Which lines hold the word "Centennial"? Copy each of them.

## BEGIN DATA TO USE

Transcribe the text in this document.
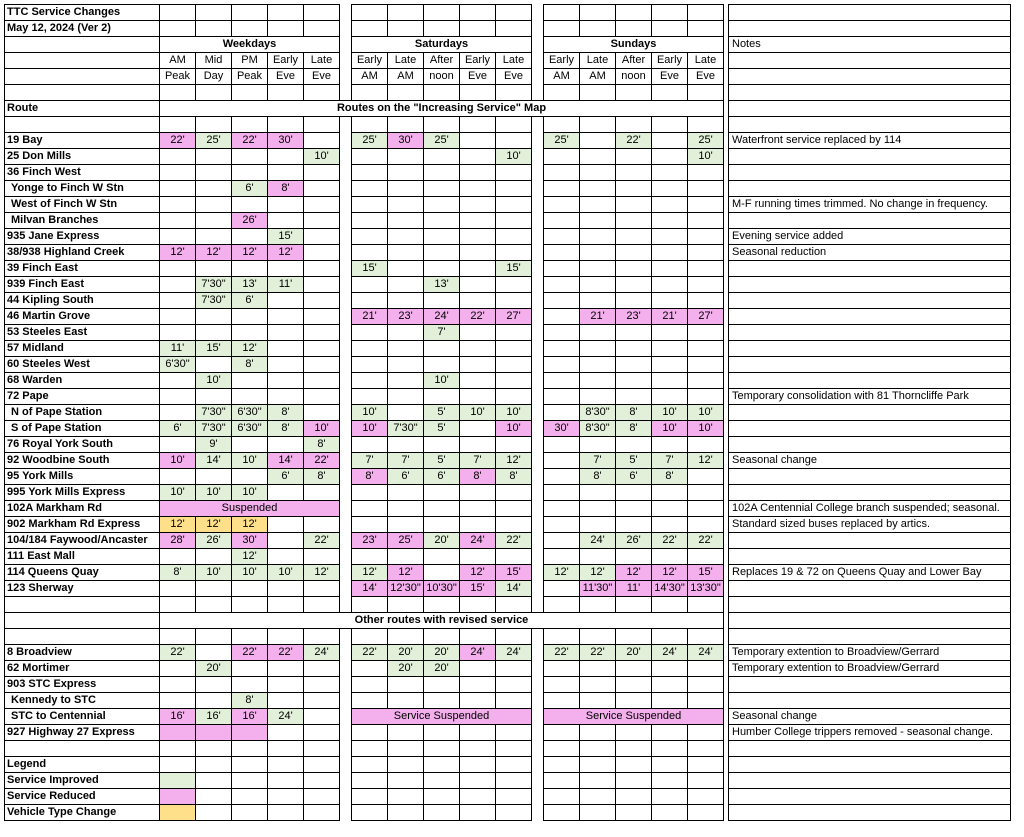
TTC Service Changes																			
May 12, 2024 (Ver 2)																			
	Weekdays						Saturdays						Sundays						Notes
	AM	Mid	PM	Early	Late		Early	Late	After	Early	Late		Early	Late	After	Early	Late		
	Peak	Day	Peak	Eve	Eve		AM	AM	noon	Eve	Eve		AM	AM	noon	Eve	Eve		

Route	Routes on the "Increasing Service" Map																		

19 Bay	22'	25'	22'	30'			25'	30'	25'				25'		22'		25'		Waterfront service replaced by 114
25 Don Mills					10'						10'						10'		
36 Finch West																			
Yonge to Finch W Stn			6'	8'															
West of Finch W Stn																			M-F running times trimmed. No change in frequency.
Milvan Branches			26'																
935 Jane Express				15'															Evening service added
38/938 Highland Creek	12'	12'	12'	12'															Seasonal reduction
39 Finch East							15'				15'								
939 Finch East		7'30"	13'	11'					13'										
44 Kipling South		7'30"	6'																
46 Martin Grove							21'	23'	24'	22'	27'			21'	23'	21'	27'		
53 Steeles East									7'										
57 Midland	11'	15'	12'																
60 Steeles West	6'30"		8'																
68 Warden		10'							10'										
72 Pape																			Temporary consolidation with 81 Thorncliffe Park
N of Pape Station		7'30"	6'30"	8'			10'		5'	10'	10'			8'30"	8'	10'	10'		
S of Pape Station	6'	7'30"	6'30"	8'	10'		10'	7'30"	5'		10'		30'	8'30"	8'	10'	10'		
76 Royal York South		9'			8'														
92 Woodbine South	10'	14'	10'	14'	22'		7'	7'	5'	7'	12'			7'	5'	7'	12'		Seasonal change
95 York Mills				6'	8'		8'	6'	6'	8'	8'			8'	6'	8'			
995 York Mills Express	10'	10'	10'																
102A Markham Rd	Suspended																		102A Centennial College branch suspended; seasonal.
902 Markham Rd Express	12'	12'	12'																Standard sized buses replaced by artics.
104/184 Faywood/Ancaster	28'	26'	30'		22'		23'	25'	20'	24'	22'			24'	26'	22'	22'		
111 East Mall			12'																
114 Queens Quay	8'	10'	10'	10'	12'		12'	12'		12'	15'		12'	12'	12'	12'	15'		Replaces 19 & 72 on Queens Quay and Lower Bay
123 Sherway							14'	12'30"	10'30"	15'	14'			11'30"	11'	14'30"	13'30"		

	Other routes with revised service																		

8 Broadview	22'		22'	22'	24'		22'	20'	20'	24'	24'		22'	22'	20'	24'	24'		Temporary extention to Broadview/Gerrard
62 Mortimer		20'						20'	20'										Temporary extention to Broadview/Gerrard
903 STC Express																			
Kennedy to STC			8'																
STC to Centennial	16'	16'	16'	24'			Service Suspended						Service Suspended						Seasonal change
927 Highway 27 Express																			Humber College trippers removed - seasonal change.

Legend																			
Service Improved																			
Service Reduced																			
Vehicle Type Change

## END DATA TO USE

■ **EXERCISE ANSWER**
102A Markham Rd	Suspended																		102A Centennial College branch suspended; seasonal.
STC to Centennial	16'	16'	16'	24'			Service Suspended						Service Suspended						Seasonal change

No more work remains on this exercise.